YOUR OBJECTIVE: Scan the data below for the string "country". Copy every line where it appears.

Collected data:
════

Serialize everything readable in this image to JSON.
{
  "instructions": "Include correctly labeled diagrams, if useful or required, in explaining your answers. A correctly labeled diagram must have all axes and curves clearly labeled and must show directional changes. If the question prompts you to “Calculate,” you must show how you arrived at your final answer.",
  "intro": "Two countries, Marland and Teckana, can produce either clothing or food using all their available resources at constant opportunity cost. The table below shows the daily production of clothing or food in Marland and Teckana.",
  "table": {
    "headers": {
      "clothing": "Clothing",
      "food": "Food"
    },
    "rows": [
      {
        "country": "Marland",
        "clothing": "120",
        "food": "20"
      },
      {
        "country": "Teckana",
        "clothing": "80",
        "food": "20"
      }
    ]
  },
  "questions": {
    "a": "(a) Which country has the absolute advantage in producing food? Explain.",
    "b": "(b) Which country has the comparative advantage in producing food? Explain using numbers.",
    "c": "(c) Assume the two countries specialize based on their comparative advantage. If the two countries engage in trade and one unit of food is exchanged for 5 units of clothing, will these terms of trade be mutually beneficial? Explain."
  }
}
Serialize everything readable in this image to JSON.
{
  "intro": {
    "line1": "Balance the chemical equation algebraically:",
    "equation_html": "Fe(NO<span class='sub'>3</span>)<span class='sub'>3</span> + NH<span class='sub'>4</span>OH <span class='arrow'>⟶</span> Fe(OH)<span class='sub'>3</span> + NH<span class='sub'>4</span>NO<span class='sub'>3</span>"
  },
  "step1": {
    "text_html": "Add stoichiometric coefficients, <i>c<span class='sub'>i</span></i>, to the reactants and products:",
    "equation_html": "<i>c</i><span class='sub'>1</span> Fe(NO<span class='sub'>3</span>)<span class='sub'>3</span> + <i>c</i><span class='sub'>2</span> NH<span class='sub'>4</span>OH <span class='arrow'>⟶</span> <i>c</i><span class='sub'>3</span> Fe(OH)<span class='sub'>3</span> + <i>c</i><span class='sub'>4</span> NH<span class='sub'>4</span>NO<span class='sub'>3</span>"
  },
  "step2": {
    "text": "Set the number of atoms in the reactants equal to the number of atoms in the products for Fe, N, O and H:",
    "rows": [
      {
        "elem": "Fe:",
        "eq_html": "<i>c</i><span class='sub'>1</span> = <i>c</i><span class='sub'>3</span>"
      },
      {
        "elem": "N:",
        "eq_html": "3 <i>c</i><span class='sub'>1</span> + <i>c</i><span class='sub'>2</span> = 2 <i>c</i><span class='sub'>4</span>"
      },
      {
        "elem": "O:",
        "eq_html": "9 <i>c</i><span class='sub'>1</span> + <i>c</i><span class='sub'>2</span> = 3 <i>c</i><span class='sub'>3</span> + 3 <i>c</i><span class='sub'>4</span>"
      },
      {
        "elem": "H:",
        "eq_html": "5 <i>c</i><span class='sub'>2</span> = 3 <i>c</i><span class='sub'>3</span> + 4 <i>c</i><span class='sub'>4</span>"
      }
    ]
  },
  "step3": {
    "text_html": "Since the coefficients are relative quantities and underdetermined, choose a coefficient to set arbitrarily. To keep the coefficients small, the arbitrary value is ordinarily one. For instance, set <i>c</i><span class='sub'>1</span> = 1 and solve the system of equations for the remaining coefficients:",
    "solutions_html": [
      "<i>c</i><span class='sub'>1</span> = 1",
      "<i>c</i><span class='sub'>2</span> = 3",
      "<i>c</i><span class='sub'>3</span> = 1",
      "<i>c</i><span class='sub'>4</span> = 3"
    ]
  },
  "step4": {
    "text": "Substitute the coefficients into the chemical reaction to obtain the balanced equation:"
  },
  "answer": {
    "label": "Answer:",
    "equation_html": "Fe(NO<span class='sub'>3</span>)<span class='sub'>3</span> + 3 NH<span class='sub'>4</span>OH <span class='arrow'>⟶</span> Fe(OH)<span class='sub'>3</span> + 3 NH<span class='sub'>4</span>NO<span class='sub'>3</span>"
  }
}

════

ANSWER FOR THIS EXERCISE:
        "country": "Marland",
        "country": "Teckana",
    "a": "(a) Which country has the absolute advantage in producing food? Explain.",
    "b": "(b) Which country has the comparative advantage in producing food? Explain using numbers.",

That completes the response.